§ Saved entries
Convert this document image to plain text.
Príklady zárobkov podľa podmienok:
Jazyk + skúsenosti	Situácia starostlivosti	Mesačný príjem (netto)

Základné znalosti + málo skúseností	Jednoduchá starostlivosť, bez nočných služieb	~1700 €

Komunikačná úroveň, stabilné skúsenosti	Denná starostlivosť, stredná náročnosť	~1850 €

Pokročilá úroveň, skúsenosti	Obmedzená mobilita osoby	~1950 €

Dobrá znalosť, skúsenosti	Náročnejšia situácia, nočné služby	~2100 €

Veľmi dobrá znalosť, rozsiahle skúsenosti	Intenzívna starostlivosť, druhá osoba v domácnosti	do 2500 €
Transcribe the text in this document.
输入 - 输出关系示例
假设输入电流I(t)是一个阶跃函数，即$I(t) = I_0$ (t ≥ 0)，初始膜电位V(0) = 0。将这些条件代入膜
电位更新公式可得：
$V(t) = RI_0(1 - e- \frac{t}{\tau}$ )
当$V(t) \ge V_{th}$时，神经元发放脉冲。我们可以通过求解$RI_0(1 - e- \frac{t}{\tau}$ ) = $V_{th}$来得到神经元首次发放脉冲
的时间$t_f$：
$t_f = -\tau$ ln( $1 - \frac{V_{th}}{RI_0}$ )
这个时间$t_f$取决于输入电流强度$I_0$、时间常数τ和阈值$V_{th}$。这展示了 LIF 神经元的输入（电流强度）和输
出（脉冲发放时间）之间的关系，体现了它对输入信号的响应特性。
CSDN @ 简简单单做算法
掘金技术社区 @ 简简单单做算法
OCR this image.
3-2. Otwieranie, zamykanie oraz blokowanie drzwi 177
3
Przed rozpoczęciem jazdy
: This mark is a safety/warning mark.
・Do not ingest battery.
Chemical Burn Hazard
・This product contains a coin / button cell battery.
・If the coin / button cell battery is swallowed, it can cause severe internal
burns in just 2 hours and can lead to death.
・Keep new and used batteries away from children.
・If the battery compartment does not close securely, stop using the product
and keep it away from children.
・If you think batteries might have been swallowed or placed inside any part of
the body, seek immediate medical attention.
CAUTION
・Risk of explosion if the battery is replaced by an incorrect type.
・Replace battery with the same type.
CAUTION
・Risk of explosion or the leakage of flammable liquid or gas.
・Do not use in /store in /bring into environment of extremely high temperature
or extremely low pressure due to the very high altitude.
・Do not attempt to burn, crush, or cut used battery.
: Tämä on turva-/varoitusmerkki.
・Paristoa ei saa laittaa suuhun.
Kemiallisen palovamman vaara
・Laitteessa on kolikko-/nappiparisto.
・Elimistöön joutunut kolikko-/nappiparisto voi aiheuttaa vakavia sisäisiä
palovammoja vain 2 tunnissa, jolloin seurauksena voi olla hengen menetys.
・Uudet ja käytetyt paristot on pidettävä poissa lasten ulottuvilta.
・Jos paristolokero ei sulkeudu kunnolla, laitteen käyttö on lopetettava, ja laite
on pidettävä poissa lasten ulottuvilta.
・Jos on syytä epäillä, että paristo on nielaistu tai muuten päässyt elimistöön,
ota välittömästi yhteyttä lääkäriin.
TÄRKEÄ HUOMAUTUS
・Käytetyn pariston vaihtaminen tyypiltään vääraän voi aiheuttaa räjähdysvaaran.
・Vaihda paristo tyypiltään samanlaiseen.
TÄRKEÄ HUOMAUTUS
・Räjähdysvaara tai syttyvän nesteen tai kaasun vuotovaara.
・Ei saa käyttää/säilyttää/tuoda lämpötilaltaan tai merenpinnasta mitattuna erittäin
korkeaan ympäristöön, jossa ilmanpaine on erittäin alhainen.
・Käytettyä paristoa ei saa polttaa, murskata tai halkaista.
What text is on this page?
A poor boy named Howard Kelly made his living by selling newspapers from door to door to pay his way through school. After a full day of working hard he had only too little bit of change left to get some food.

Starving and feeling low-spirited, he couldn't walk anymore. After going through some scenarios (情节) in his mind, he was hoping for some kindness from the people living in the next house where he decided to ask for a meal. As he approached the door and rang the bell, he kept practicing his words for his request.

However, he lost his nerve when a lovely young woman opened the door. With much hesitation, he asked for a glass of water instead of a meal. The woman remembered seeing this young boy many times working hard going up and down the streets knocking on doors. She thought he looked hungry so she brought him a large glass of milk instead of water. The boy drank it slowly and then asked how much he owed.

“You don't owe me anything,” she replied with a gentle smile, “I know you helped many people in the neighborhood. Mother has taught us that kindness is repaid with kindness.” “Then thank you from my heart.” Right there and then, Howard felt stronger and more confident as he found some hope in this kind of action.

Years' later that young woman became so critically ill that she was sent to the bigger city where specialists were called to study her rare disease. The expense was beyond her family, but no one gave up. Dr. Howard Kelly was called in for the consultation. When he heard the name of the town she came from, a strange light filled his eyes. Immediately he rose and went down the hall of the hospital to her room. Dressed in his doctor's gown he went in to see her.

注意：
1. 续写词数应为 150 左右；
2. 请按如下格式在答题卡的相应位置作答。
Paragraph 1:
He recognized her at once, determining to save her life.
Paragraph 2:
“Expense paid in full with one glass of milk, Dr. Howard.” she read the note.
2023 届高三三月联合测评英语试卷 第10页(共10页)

§ WHAT IS ASKED
Copy out all of the data exactly, leaving nothing out.

§ ANSWER TO THE TASK
Convert this document image to plain text.
Príklady zárobkov podľa podmienok:
Jazyk + skúsenosti	Situácia starostlivosti	Mesačný príjem (netto)

Základné znalosti + málo skúseností	Jednoduchá starostlivosť, bez nočných služieb	~1700 €

Komunikačná úroveň, stabilné skúsenosti	Denná starostlivosť, stredná náročnosť	~1850 €

Pokročilá úroveň, skúsenosti	Obmedzená mobilita osoby	~1950 €

Dobrá znalosť, skúsenosti	Náročnejšia situácia, nočné služby	~2100 €

Veľmi dobrá znalosť, rozsiahle skúsenosti	Intenzívna starostlivosť, druhá osoba v domácnosti	do 2500 €
Transcribe the text in this document.
输入 - 输出关系示例
假设输入电流I(t)是一个阶跃函数，即$I(t) = I_0$ (t ≥ 0)，初始膜电位V(0) = 0。将这些条件代入膜
电位更新公式可得：
$V(t) = RI_0(1 - e- \frac{t}{\tau}$ )
当$V(t) \ge V_{th}$时，神经元发放脉冲。我们可以通过求解$RI_0(1 - e- \frac{t}{\tau}$ ) = $V_{th}$来得到神经元首次发放脉冲
的时间$t_f$：
$t_f = -\tau$ ln( $1 - \frac{V_{th}}{RI_0}$ )
这个时间$t_f$取决于输入电流强度$I_0$、时间常数τ和阈值$V_{th}$。这展示了 LIF 神经元的输入（电流强度）和输
出（脉冲发放时间）之间的关系，体现了它对输入信号的响应特性。
CSDN @ 简简单单做算法
掘金技术社区 @ 简简单单做算法
OCR this image.
3-2. Otwieranie, zamykanie oraz blokowanie drzwi 177
3
Przed rozpoczęciem jazdy
: This mark is a safety/warning mark.
・Do not ingest battery.
Chemical Burn Hazard
・This product contains a coin / button cell battery.
・If the coin / button cell battery is swallowed, it can cause severe internal
burns in just 2 hours and can lead to death.
・Keep new and used batteries away from children.
・If the battery compartment does not close securely, stop using the product
and keep it away from children.
・If you think batteries might have been swallowed or placed inside any part of
the body, seek immediate medical attention.
CAUTION
・Risk of explosion if the battery is replaced by an incorrect type.
・Replace battery with the same type.
CAUTION
・Risk of explosion or the leakage of flammable liquid or gas.
・Do not use in /store in /bring into environment of extremely high temperature
or extremely low pressure due to the very high altitude.
・Do not attempt to burn, crush, or cut used battery.
: Tämä on turva-/varoitusmerkki.
・Paristoa ei saa laittaa suuhun.
Kemiallisen palovamman vaara
・Laitteessa on kolikko-/nappiparisto.
・Elimistöön joutunut kolikko-/nappiparisto voi aiheuttaa vakavia sisäisiä
palovammoja vain 2 tunnissa, jolloin seurauksena voi olla hengen menetys.
・Uudet ja käytetyt paristot on pidettävä poissa lasten ulottuvilta.
・Jos paristolokero ei sulkeudu kunnolla, laitteen käyttö on lopetettava, ja laite
on pidettävä poissa lasten ulottuvilta.
・Jos on syytä epäillä, että paristo on nielaistu tai muuten päässyt elimistöön,
ota välittömästi yhteyttä lääkäriin.
TÄRKEÄ HUOMAUTUS
・Käytetyn pariston vaihtaminen tyypiltään vääraän voi aiheuttaa räjähdysvaaran.
・Vaihda paristo tyypiltään samanlaiseen.
TÄRKEÄ HUOMAUTUS
・Räjähdysvaara tai syttyvän nesteen tai kaasun vuotovaara.
・Ei saa käyttää/säilyttää/tuoda lämpötilaltaan tai merenpinnasta mitattuna erittäin
korkeaan ympäristöön, jossa ilmanpaine on erittäin alhainen.
・Käytettyä paristoa ei saa polttaa, murskata tai halkaista.
What text is on this page?
A poor boy named Howard Kelly made his living by selling newspapers from door to door to pay his way through school. After a full day of working hard he had only too little bit of change left to get some food.

Starving and feeling low-spirited, he couldn't walk anymore. After going through some scenarios (情节) in his mind, he was hoping for some kindness from the people living in the next house where he decided to ask for a meal. As he approached the door and rang the bell, he kept practicing his words for his request.

However, he lost his nerve when a lovely young woman opened the door. With much hesitation, he asked for a glass of water instead of a meal. The woman remembered seeing this young boy many times working hard going up and down the streets knocking on doors. She thought he looked hungry so she brought him a large glass of milk instead of water. The boy drank it slowly and then asked how much he owed.

“You don't owe me anything,” she replied with a gentle smile, “I know you helped many people in the neighborhood. Mother has taught us that kindness is repaid with kindness.” “Then thank you from my heart.” Right there and then, Howard felt stronger and more confident as he found some hope in this kind of action.

Years' later that young woman became so critically ill that she was sent to the bigger city where specialists were called to study her rare disease. The expense was beyond her family, but no one gave up. Dr. Howard Kelly was called in for the consultation. When he heard the name of the town she came from, a strange light filled his eyes. Immediately he rose and went down the hall of the hospital to her room. Dressed in his doctor's gown he went in to see her.

注意：
1. 续写词数应为 150 左右；
2. 请按如下格式在答题卡的相应位置作答。
Paragraph 1:
He recognized her at once, determining to save her life.
Paragraph 2:
“Expense paid in full with one glass of milk, Dr. Howard.” she read the note.
2023 届高三三月联合测评英语试卷 第10页(共10页)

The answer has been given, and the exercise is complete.